### Records shown
+--

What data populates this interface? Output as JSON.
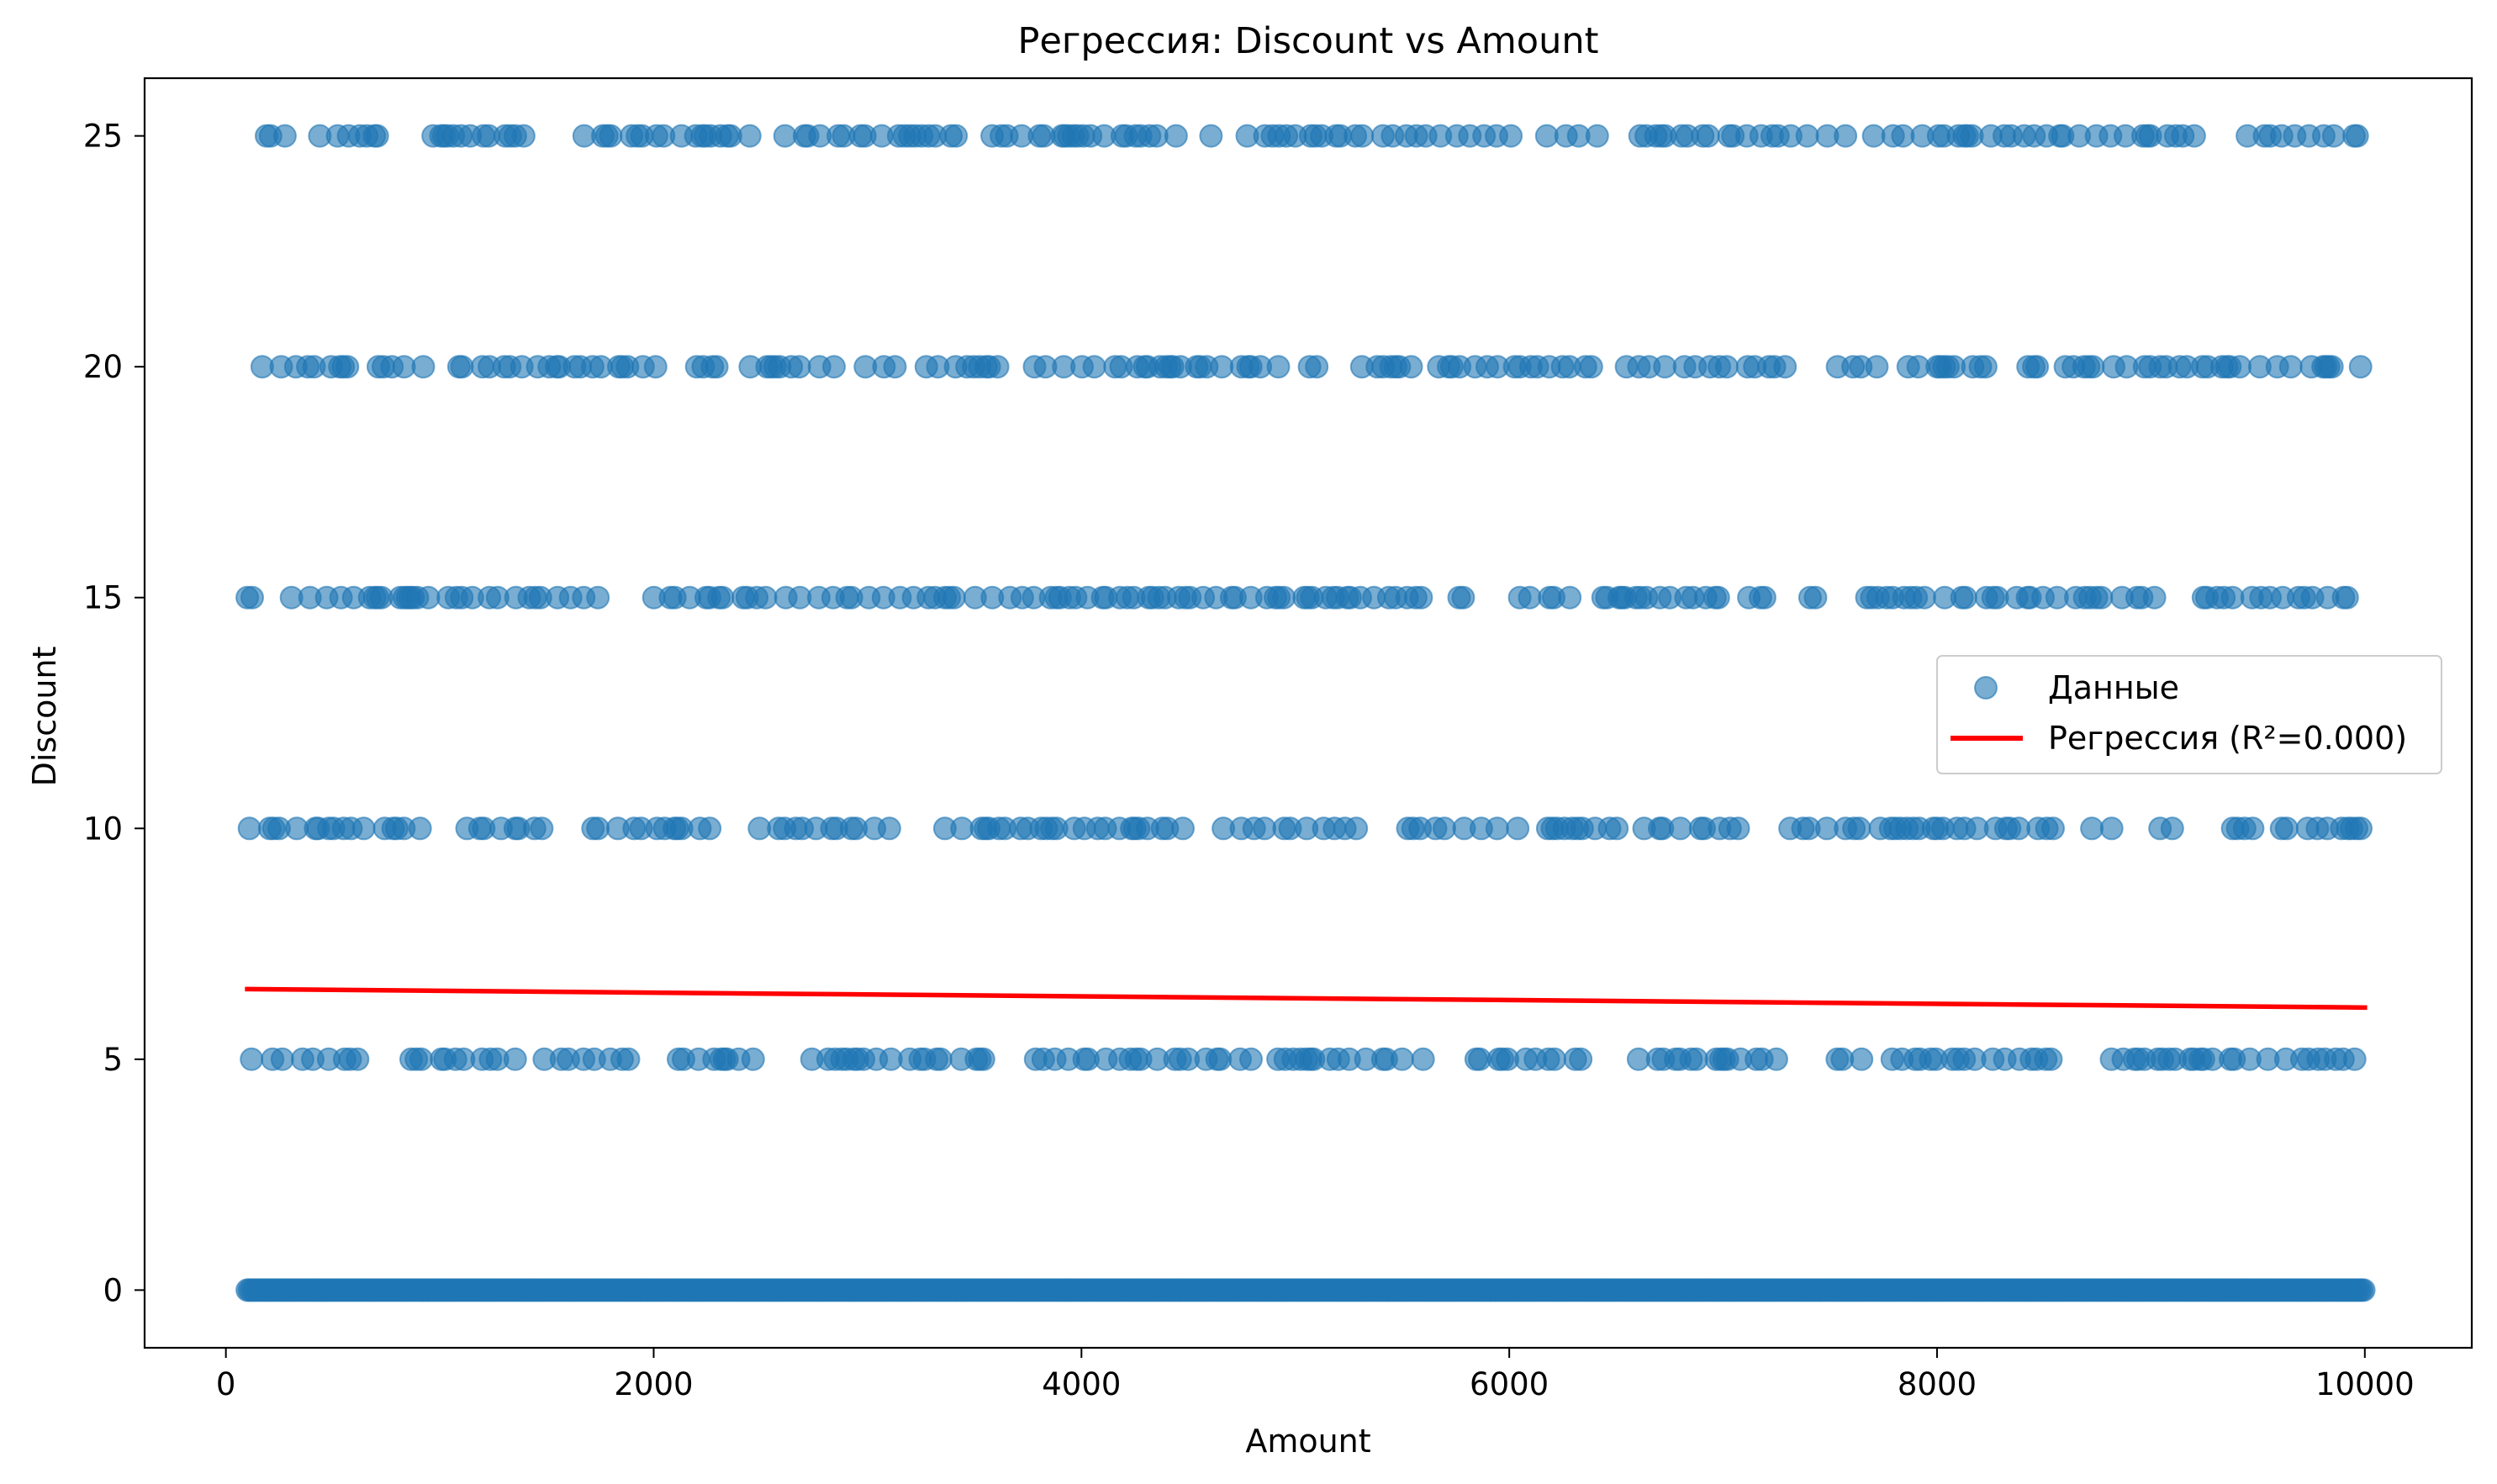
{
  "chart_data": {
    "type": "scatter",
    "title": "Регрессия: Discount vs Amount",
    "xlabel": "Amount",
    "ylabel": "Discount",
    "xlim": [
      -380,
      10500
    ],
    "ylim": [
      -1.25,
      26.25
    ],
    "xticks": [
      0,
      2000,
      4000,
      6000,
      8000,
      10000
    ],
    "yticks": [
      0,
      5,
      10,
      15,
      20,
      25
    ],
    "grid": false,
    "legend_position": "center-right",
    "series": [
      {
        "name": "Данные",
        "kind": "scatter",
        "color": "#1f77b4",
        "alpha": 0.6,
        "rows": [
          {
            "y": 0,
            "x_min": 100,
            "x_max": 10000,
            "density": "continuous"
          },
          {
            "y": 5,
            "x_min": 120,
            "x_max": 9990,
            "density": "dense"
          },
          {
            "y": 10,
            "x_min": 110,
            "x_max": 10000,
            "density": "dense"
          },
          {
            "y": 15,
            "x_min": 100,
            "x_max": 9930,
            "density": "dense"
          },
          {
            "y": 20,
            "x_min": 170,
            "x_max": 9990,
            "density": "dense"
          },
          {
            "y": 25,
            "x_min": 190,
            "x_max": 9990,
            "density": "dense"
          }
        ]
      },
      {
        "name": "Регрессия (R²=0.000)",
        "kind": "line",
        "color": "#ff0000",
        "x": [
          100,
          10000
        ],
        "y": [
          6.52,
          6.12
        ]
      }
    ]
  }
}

+--

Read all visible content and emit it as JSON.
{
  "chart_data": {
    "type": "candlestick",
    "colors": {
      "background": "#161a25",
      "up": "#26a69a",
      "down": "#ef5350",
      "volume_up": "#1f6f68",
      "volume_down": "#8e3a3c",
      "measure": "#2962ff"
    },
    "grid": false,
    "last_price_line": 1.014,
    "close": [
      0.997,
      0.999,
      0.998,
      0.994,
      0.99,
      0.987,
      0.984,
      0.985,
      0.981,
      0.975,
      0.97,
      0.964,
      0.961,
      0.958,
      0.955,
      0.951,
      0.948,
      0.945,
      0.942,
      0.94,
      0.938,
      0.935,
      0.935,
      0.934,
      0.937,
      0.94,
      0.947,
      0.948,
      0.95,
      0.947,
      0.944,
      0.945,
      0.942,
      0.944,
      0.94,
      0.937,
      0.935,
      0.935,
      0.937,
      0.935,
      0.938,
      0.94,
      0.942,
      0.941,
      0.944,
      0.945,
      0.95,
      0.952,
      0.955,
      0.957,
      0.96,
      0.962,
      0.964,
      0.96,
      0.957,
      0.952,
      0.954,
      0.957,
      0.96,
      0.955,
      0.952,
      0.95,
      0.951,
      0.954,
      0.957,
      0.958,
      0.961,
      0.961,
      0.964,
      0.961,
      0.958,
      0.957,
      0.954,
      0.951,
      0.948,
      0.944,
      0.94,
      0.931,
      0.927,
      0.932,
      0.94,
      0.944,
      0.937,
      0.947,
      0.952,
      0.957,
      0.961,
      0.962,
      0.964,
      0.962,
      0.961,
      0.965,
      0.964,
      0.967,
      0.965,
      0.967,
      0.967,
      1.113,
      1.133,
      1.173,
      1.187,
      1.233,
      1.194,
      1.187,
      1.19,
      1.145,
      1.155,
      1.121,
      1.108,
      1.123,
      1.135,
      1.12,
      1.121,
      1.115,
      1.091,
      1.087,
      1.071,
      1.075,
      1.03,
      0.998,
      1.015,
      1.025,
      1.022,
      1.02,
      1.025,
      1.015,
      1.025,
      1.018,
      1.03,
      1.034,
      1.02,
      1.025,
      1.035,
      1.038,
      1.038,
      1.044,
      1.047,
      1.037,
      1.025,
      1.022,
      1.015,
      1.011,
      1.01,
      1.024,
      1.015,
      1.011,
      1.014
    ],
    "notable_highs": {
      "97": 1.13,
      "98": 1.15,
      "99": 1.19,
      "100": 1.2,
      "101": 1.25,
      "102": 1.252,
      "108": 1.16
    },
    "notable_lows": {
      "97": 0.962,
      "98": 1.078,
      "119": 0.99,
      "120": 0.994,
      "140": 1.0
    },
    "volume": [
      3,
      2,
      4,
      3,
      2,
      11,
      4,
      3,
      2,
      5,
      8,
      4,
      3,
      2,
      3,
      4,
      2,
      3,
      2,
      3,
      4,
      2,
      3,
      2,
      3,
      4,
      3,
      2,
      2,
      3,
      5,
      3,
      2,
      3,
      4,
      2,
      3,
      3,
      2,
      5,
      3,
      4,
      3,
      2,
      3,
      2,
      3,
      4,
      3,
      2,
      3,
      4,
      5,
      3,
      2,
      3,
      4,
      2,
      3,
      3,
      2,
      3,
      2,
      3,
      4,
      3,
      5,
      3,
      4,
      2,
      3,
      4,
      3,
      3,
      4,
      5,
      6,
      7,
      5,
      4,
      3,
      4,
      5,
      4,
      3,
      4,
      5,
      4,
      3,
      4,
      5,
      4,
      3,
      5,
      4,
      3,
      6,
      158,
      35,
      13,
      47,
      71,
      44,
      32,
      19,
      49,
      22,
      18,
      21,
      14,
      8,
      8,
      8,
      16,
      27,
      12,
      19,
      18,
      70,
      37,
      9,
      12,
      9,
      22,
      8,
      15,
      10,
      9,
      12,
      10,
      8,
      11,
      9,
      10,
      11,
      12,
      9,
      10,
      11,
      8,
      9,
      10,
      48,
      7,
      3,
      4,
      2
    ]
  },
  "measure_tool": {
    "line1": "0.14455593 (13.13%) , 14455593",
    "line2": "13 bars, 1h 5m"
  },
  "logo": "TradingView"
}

+--

### What is being asked
Look through the entries above; copy each line where the string "Регрессия" appears.

### Correct output
    "title": "Регрессия: Discount vs Amount",
        "name": "Регрессия (R²=0.000)",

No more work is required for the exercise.